Exercise description:
Scan the listing that follows and report how many lines contain "jurisprudences". Write the number alone.
※ ※ ※
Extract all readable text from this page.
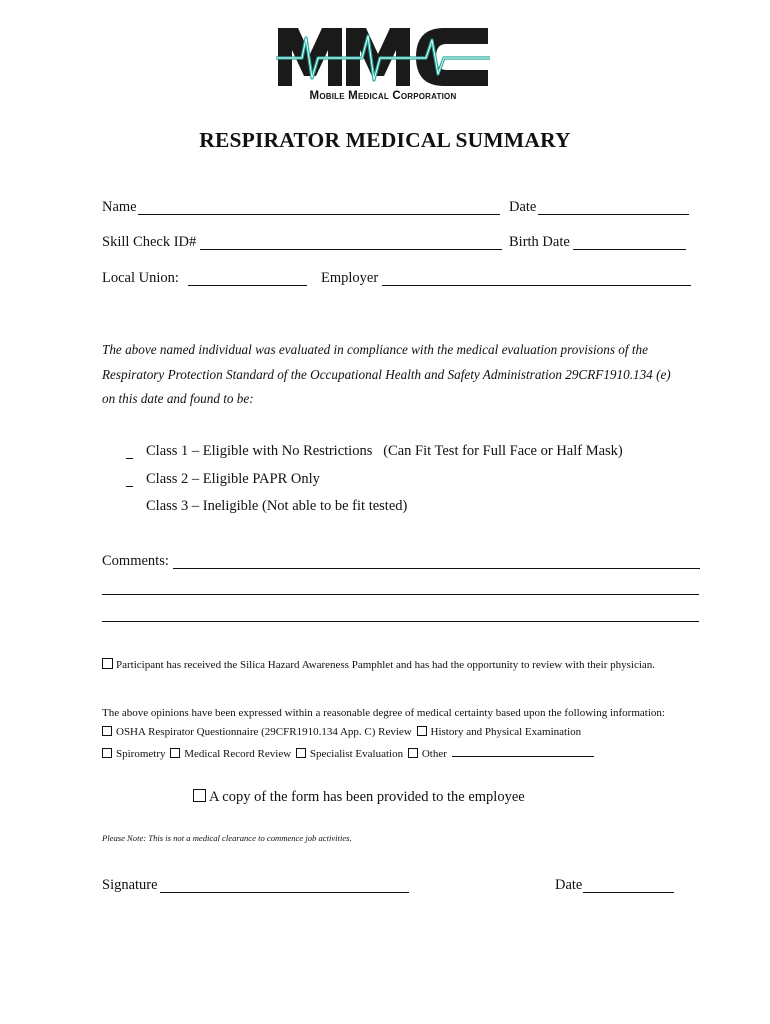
Mobile Medical Corporation
RESPIRATOR MEDICAL SUMMARY
Name	Date
Skill Check ID#	Birth Date
Local Union:	Employer
The above named individual was evaluated in compliance with the medical evaluation provisions of the
Respiratory Protection Standard of the Occupational Health and Safety Administration 29CRF1910.134 (e)
on this date and found to be:
Class 1 – Eligible with No Restrictions   (Can Fit Test for Full Face or Half Mask)
Class 2 – Eligible PAPR Only
Class 3 – Ineligible (Not able to be fit tested)
Comments:
Participant has received the Silica Hazard Awareness Pamphlet and has had the opportunity to review with their physician.
The above opinions have been expressed within a reasonable degree of medical certainty based upon the following information:
OSHA Respirator Questionnaire (29CFR1910.134 App. C) Review History and Physical Examination
Spirometry Medical Record Review Specialist Evaluation Other
A copy of the form has been provided to the employee
Please Note: This is not a medical clearance to commence job activities.
Signature	Date
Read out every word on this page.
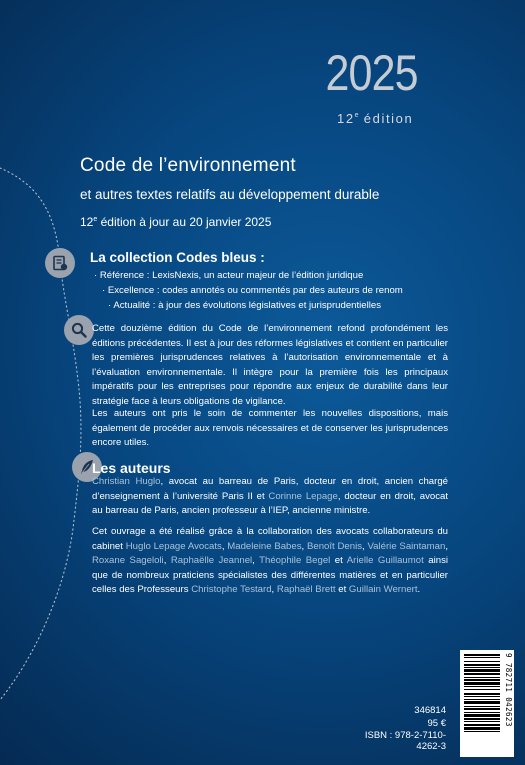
2025
12e édition
Code de l’environnement
et autres textes relatifs au développement durable
12e édition à jour au 20 janvier 2025
La collection Codes bleus :
· Référence : LexisNexis, un acteur majeur de l’édition juridique
· Excellence : codes annotés ou commentés par des auteurs de renom
· Actualité : à jour des évolutions législatives et jurisprudentielles
Cette douzième édition du Code de l’environnement refond profondément les éditions précédentes. Il est à jour des réformes législatives et contient en particulier les premières jurisprudences relatives à l’autorisation environnementale et à l’évaluation environnementale. Il intègre pour la première fois les principaux impératifs pour les entreprises pour répondre aux enjeux de durabilité dans leur stratégie face à leurs obligations de vigilance.
Les auteurs ont pris le soin de commenter les nouvelles dispositions, mais également de procéder aux renvois nécessaires et de conserver les jurisprudences encore utiles.
Les auteurs
Christian Huglo, avocat au barreau de Paris, docteur en droit, ancien chargé d’enseignement à l’université Paris II et Corinne Lepage, docteur en droit, avocat au barreau de Paris, ancien professeur à l’IEP, ancienne ministre.
Cet ouvrage a été réalisé grâce à la collaboration des avocats collaborateurs du cabinet Huglo Lepage Avocats, Madeleine Babes, Benoît Denis, Valérie Saintaman, Roxane Sageloli, Raphaëlle Jeannel, Théophile Begel et Arielle Guillaumot ainsi que de nombreux praticiens spécialistes des différentes matières et en particulier celles des Professeurs Christophe Testard, Raphaël Brett et Guillain Wernert.
346814
95 €
ISBN : 978-2-7110-4262-3
9 782711 042623
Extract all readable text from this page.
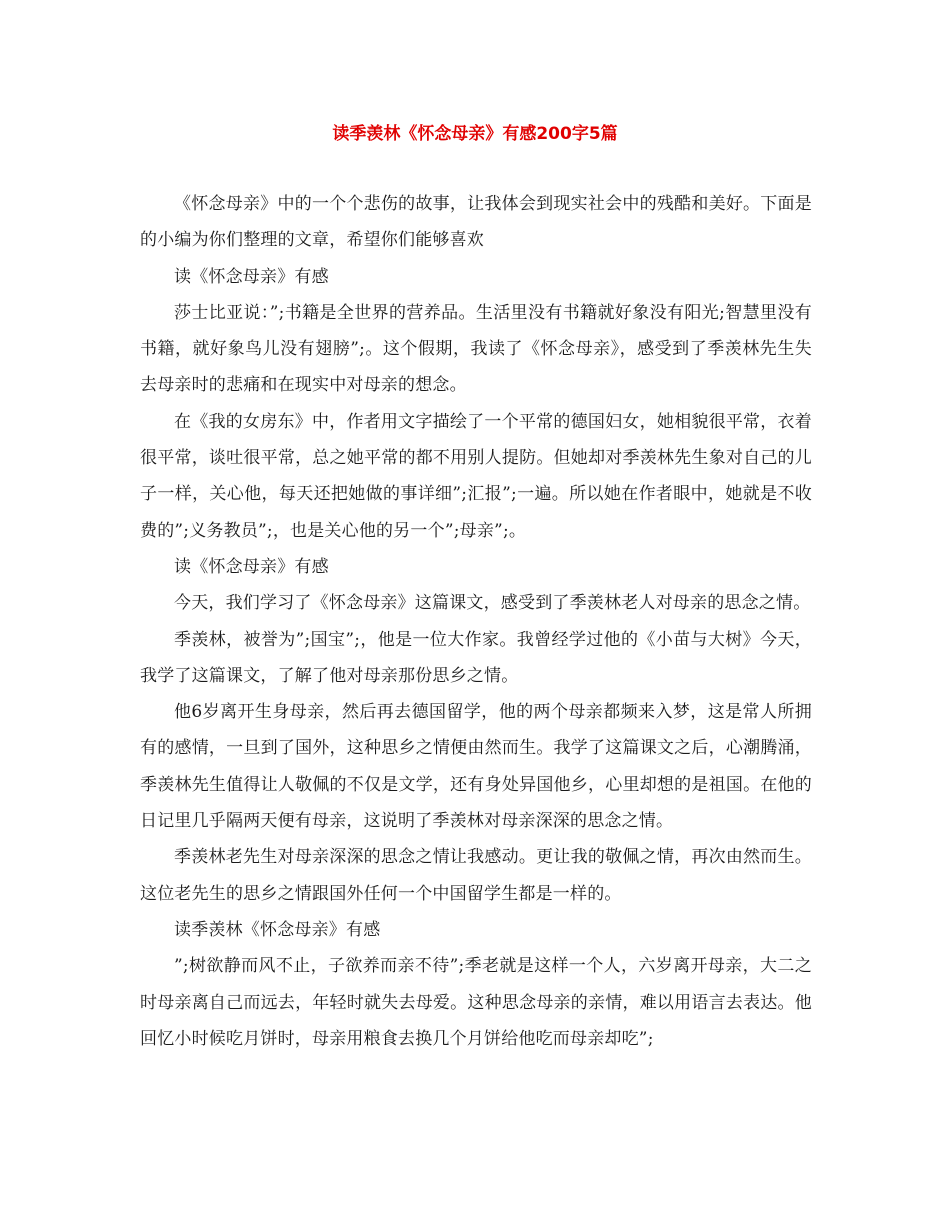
读季羡林《怀念母亲》有感200字5篇

《怀念母亲》中的一个个悲伤的故事，让我体会到现实社会中的残酷和美好。下面是的小编为你们整理的文章，希望你们能够喜欢

读《怀念母亲》有感

莎士比亚说：”;书籍是全世界的营养品。生活里没有书籍就好象没有阳光;智慧里没有书籍，就好象鸟儿没有翅膀”;。这个假期，我读了《怀念母亲》，感受到了季羡林先生失去母亲时的悲痛和在现实中对母亲的想念。

在《我的女房东》中，作者用文字描绘了一个平常的德国妇女，她相貌很平常，衣着很平常，谈吐很平常，总之她平常的都不用别人提防。但她却对季羡林先生象对自己的儿子一样，关心他，每天还把她做的事详细”;汇报”;一遍。所以她在作者眼中，她就是不收费的”;义务教员”;，也是关心他的另一个”;母亲”;。

读《怀念母亲》有感

今天，我们学习了《怀念母亲》这篇课文，感受到了季羡林老人对母亲的思念之情。

季羡林，被誉为”;国宝”;，他是一位大作家。我曾经学过他的《小苗与大树》今天，我学了这篇课文，了解了他对母亲那份思乡之情。

他6岁离开生身母亲，然后再去德国留学，他的两个母亲都频来入梦，这是常人所拥有的感情，一旦到了国外，这种思乡之情便由然而生。我学了这篇课文之后，心潮腾涌，季羡林先生值得让人敬佩的不仅是文学，还有身处异国他乡，心里却想的是祖国。在他的日记里几乎隔两天便有母亲，这说明了季羡林对母亲深深的思念之情。

季羡林老先生对母亲深深的思念之情让我感动。更让我的敬佩之情，再次由然而生。这位老先生的思乡之情跟国外任何一个中国留学生都是一样的。

读季羡林《怀念母亲》有感

”;树欲静而风不止，子欲养而亲不待”;季老就是这样一个人，六岁离开母亲，大二之时母亲离自己而远去，年轻时就失去母爱。这种思念母亲的亲情，难以用语言去表达。他回忆小时候吃月饼时，母亲用粮食去换几个月饼给他吃而母亲却吃”;
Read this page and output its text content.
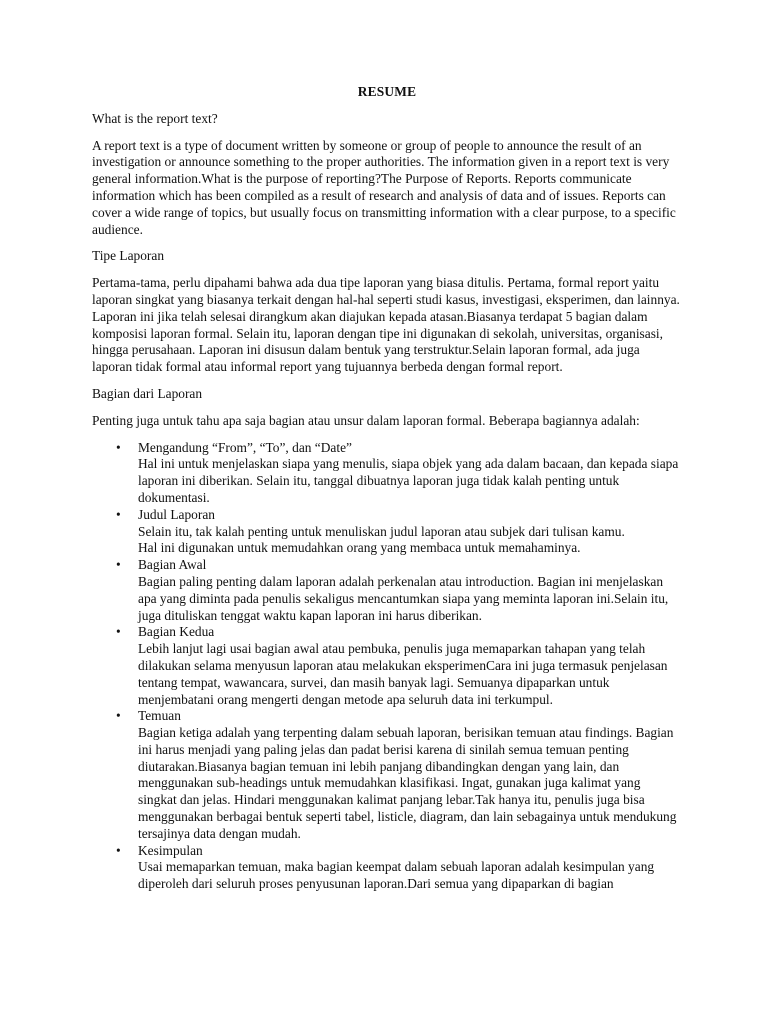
RESUME

What is the report text?

A report text is a type of document written by someone or group of people to announce the result of an investigation or announce something to the proper authorities. The information given in a report text is very general information.What is the purpose of reporting?The Purpose of Reports. Reports communicate information which has been compiled as a result of research and analysis of data and of issues. Reports can cover a wide range of topics, but usually focus on transmitting information with a clear purpose, to a specific audience.

Tipe Laporan

Pertama-tama, perlu dipahami bahwa ada dua tipe laporan yang biasa ditulis. Pertama, formal report yaitu laporan singkat yang biasanya terkait dengan hal-hal seperti studi kasus, investigasi, eksperimen, dan lainnya. Laporan ini jika telah selesai dirangkum akan diajukan kepada atasan.Biasanya terdapat 5 bagian dalam komposisi laporan formal. Selain itu, laporan dengan tipe ini digunakan di sekolah, universitas, organisasi, hingga perusahaan. Laporan ini disusun dalam bentuk yang terstruktur.Selain laporan formal, ada juga laporan tidak formal atau informal report yang tujuannya berbeda dengan formal report.

Bagian dari Laporan

Penting juga untuk tahu apa saja bagian atau unsur dalam laporan formal. Beberapa bagiannya adalah:

• Mengandung “From”, “To”, dan “Date”
Hal ini untuk menjelaskan siapa yang menulis, siapa objek yang ada dalam bacaan, dan kepada siapa laporan ini diberikan. Selain itu, tanggal dibuatnya laporan juga tidak kalah penting untuk dokumentasi.
• Judul Laporan
Selain itu, tak kalah penting untuk menuliskan judul laporan atau subjek dari tulisan kamu.
Hal ini digunakan untuk memudahkan orang yang membaca untuk memahaminya.
• Bagian Awal
Bagian paling penting dalam laporan adalah perkenalan atau introduction. Bagian ini menjelaskan apa yang diminta pada penulis sekaligus mencantumkan siapa yang meminta laporan ini.Selain itu, juga dituliskan tenggat waktu kapan laporan ini harus diberikan.
• Bagian Kedua
Lebih lanjut lagi usai bagian awal atau pembuka, penulis juga memaparkan tahapan yang telah dilakukan selama menyusun laporan atau melakukan eksperimenCara ini juga termasuk penjelasan tentang tempat, wawancara, survei, dan masih banyak lagi. Semuanya dipaparkan untuk menjembatani orang mengerti dengan metode apa seluruh data ini terkumpul.
• Temuan
Bagian ketiga adalah yang terpenting dalam sebuah laporan, berisikan temuan atau findings. Bagian ini harus menjadi yang paling jelas dan padat berisi karena di sinilah semua temuan penting diutarakan.Biasanya bagian temuan ini lebih panjang dibandingkan dengan yang lain, dan menggunakan sub-headings untuk memudahkan klasifikasi. Ingat, gunakan juga kalimat yang singkat dan jelas. Hindari menggunakan kalimat panjang lebar.Tak hanya itu, penulis juga bisa menggunakan berbagai bentuk seperti tabel, listicle, diagram, dan lain sebagainya untuk mendukung tersajinya data dengan mudah.
• Kesimpulan
Usai memaparkan temuan, maka bagian keempat dalam sebuah laporan adalah kesimpulan yang diperoleh dari seluruh proses penyusunan laporan.Dari semua yang dipaparkan di bagian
※ ※ ※
Exercise solution:
2